(Data entries)
• • • •

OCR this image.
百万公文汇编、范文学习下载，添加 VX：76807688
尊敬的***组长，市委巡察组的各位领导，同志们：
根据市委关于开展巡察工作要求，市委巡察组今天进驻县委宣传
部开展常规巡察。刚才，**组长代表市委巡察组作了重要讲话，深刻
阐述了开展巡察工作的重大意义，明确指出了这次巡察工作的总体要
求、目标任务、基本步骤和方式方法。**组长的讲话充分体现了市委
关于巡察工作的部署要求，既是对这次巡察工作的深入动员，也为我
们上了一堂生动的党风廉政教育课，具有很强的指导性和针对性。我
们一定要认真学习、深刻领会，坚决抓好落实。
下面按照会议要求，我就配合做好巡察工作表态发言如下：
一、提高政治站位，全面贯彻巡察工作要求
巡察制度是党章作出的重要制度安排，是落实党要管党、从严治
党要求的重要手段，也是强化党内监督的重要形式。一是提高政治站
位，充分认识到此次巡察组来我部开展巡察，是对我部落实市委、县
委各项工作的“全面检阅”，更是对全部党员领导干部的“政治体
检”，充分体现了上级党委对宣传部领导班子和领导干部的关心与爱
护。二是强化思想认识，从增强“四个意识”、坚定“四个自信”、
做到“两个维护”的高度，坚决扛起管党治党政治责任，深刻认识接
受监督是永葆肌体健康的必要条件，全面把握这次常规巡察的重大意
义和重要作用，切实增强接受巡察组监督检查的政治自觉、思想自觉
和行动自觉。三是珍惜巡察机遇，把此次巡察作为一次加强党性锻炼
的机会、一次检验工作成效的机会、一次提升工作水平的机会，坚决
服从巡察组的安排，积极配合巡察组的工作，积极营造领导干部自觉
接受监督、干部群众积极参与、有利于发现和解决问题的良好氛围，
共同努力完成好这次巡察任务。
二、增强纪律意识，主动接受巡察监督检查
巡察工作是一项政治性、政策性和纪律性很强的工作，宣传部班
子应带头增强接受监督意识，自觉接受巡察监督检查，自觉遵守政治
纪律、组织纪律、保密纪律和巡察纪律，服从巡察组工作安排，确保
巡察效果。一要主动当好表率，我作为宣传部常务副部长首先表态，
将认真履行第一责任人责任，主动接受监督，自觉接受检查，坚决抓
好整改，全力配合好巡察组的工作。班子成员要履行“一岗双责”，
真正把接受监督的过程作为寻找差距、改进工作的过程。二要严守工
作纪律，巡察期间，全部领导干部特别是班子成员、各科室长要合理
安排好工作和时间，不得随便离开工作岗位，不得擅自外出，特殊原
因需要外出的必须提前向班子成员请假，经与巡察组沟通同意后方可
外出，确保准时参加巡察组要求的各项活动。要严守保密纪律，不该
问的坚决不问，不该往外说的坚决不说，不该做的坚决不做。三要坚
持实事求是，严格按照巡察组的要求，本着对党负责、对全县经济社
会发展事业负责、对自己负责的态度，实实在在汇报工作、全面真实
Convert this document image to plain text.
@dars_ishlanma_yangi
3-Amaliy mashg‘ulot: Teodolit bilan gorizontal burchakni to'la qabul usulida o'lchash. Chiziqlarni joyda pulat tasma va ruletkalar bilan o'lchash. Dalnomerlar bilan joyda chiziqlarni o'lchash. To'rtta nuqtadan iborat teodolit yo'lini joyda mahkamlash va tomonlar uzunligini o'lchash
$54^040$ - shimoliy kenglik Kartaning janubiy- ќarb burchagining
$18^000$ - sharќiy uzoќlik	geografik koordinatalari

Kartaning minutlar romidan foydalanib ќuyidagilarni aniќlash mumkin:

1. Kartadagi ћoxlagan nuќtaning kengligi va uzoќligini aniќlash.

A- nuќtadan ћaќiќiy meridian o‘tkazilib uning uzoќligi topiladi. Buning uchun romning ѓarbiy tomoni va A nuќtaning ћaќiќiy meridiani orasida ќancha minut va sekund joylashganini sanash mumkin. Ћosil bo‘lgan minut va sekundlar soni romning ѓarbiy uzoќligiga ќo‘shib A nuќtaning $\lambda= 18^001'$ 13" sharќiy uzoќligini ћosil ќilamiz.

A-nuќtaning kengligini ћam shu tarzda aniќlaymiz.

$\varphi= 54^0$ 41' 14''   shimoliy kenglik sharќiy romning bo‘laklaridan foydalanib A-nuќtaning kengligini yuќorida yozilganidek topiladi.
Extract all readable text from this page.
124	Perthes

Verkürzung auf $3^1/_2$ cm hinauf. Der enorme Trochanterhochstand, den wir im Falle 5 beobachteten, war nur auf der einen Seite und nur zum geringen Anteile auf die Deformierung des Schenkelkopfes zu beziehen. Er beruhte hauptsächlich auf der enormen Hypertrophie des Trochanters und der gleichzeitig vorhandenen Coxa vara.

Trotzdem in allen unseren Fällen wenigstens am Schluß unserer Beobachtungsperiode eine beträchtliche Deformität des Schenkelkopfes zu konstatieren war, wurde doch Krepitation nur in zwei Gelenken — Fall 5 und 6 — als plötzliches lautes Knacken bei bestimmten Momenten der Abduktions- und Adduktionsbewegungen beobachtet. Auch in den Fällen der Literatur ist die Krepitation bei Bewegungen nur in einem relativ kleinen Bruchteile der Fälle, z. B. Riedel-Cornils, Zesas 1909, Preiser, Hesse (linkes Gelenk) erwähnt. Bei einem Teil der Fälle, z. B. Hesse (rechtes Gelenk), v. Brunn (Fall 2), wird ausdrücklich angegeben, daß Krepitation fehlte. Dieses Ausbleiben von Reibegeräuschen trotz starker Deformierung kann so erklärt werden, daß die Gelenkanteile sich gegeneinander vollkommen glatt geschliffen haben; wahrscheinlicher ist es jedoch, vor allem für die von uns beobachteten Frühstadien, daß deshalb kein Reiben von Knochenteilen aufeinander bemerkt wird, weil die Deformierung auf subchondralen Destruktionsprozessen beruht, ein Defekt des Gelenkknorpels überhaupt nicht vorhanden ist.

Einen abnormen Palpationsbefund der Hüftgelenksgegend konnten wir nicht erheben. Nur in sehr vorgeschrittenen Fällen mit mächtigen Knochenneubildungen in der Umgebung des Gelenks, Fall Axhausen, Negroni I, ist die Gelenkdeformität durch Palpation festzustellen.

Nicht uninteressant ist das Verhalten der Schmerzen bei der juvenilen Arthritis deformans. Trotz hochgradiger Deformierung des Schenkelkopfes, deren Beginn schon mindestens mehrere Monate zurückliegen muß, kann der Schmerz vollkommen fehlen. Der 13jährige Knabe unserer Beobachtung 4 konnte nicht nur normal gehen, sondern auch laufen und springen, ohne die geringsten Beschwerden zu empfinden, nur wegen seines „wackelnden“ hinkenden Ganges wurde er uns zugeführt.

• • • •

* **Required task**
Show each line in the entries that holds the string "image".

* **Result**
OCR this image.
Convert this document image to plain text.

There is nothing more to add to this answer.